**Text section**:
- Opening Delimiter -
Washington Editor

WASHINGTON - By most measures, the federal government has had more success with drawing the drug industry to the pandemic flu issue than to biodefense. The question is, Why?

Some observers point to a learning curve. The Department of Health and Human Services, the principal government agency in charge of dispersing dollars to address both of the threats, has learned lessons from Project BioShield and applied them to better handle pandemic flu-related programs.

For example, HHS decided not to put all its eggs in one basket, and instead recently doled out more than $1 billion worth of contracts to five companies for cell-based production of seasonal and pandemic flu vaccines: Solvay Pharmaceuticals Inc., GlaxoSmithKline plc, Novartis AG, MedImmune Inc. and DynPort Vaccine Co. LLC. (See BioWorld Today, May 5, 2006.)

"Everyone's at the table," said John Clerici, a lawyer whose firm, McKenna, Long & Aldridge LLP, has been active in highlighting drug industry concerns around pandemic flu and biodefense planning. After a Senate subcommittee hearing on homeland security last week, he told BioWorld Today that it was encouraging to see some "new faces" and "old faces" involved in the cell-based vaccine contracts.
- Closing Delimiter -
**The task**: Continue the article on federal efforts to engage the drug industry on pandemic flu and biodefense, picking up after its final sentence.

**Dataset entries**:
- Opening Delimiter -
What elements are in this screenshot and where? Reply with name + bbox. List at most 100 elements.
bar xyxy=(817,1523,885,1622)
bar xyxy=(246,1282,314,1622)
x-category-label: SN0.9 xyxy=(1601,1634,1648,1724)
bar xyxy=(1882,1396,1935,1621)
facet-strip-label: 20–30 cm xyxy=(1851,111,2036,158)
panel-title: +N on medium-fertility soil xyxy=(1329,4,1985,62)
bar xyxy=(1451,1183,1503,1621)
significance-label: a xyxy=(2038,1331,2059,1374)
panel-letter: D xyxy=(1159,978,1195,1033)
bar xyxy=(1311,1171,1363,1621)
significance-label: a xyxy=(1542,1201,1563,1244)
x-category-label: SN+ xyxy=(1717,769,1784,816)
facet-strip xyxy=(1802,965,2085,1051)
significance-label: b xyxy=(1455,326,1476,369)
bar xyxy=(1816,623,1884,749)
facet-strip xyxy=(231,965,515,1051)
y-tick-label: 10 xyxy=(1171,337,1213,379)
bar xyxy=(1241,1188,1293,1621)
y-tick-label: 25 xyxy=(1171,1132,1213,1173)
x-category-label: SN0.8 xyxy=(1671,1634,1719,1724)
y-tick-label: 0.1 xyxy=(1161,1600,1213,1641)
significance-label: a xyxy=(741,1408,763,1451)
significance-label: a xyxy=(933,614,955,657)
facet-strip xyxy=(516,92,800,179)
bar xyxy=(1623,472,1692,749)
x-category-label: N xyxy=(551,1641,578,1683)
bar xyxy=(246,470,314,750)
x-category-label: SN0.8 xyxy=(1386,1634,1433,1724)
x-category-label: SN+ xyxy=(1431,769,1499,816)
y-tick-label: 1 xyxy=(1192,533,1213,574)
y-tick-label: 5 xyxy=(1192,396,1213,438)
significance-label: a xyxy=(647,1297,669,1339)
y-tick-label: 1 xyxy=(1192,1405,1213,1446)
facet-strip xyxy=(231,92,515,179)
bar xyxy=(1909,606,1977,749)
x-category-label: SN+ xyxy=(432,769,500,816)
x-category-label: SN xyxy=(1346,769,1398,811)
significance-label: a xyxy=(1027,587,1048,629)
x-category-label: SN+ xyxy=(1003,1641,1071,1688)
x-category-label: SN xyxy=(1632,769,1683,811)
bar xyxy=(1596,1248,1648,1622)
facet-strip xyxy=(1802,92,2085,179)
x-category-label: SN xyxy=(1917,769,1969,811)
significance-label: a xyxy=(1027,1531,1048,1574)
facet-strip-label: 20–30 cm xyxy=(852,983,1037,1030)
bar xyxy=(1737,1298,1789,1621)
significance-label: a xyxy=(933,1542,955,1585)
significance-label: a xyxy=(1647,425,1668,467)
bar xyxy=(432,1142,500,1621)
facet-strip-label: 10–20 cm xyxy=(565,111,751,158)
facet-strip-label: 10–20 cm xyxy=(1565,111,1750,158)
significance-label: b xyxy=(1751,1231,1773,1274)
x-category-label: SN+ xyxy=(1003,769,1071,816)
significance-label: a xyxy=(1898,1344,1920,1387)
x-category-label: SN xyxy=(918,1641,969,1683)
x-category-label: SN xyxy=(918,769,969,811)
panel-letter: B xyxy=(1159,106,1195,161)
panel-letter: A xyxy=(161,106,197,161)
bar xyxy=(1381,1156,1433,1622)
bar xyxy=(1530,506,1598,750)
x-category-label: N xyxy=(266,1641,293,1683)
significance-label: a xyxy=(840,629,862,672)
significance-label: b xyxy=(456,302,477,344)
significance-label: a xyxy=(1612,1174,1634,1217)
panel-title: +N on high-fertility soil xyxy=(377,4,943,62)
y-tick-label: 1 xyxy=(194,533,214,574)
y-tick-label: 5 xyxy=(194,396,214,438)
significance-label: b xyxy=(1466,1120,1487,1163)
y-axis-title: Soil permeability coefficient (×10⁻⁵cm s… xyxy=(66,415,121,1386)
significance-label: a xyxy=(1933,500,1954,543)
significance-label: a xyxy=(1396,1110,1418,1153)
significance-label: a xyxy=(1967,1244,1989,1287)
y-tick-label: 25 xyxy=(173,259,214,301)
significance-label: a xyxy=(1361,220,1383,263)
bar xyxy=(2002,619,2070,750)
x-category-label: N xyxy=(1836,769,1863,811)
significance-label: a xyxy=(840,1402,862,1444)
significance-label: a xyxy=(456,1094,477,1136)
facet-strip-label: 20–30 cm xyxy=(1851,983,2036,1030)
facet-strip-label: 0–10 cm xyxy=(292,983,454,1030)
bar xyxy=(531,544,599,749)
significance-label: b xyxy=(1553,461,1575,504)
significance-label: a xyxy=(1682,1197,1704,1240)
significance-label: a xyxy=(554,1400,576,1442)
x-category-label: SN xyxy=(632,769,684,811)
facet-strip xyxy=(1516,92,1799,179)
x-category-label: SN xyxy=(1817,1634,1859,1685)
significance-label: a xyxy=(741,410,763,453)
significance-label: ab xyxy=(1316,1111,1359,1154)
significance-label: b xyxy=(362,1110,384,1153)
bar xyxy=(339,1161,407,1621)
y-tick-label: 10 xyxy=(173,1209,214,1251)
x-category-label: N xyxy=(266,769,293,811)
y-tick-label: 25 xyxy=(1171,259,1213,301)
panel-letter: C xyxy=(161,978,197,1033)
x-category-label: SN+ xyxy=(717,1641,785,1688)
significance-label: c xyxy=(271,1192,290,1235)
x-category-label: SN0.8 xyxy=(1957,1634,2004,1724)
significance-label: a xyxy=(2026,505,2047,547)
- Closing Delimiter -
**Output below**:
Investors are watching the space, too, as evidenced by last week's stock surge in several companies working in the space on news that an Indonesian family had been stricken with bird flu.

Perhaps pandemic-related programs have benefited from the timing of a liability shield recently offered to the drug industry when President Bush signed the Public Readiness and Emergency Preparedness (PREP) Act into law at the end of last year as part of a large defense spending bill. A buffer from lawsuits had been long sought by drug and vaccine makers - the nation's litigious environment had "eviscerated" vaccine companies' presence in the U.S. in particular, Clerici said - and it came less than two months after the president proposed more than $7 billion in funding as the centerpiece of the administration's plans to combat the pandemic threat.

Supporting those plans was a congressional response for $3.8 billion, and since then HHS has been quick to mete out significant awards for pandemic-related programs, certainly more efficiently than its biodefense efforts. The HHS response to pandemic flu, Clerici said, "has been phenomenal."

Skeptics contend that the bird flu threat has been exaggerated. But policy-makers are dismissing such contentions, countering that any preparations will benefit the U.S. public well beyond the current pandemic fears.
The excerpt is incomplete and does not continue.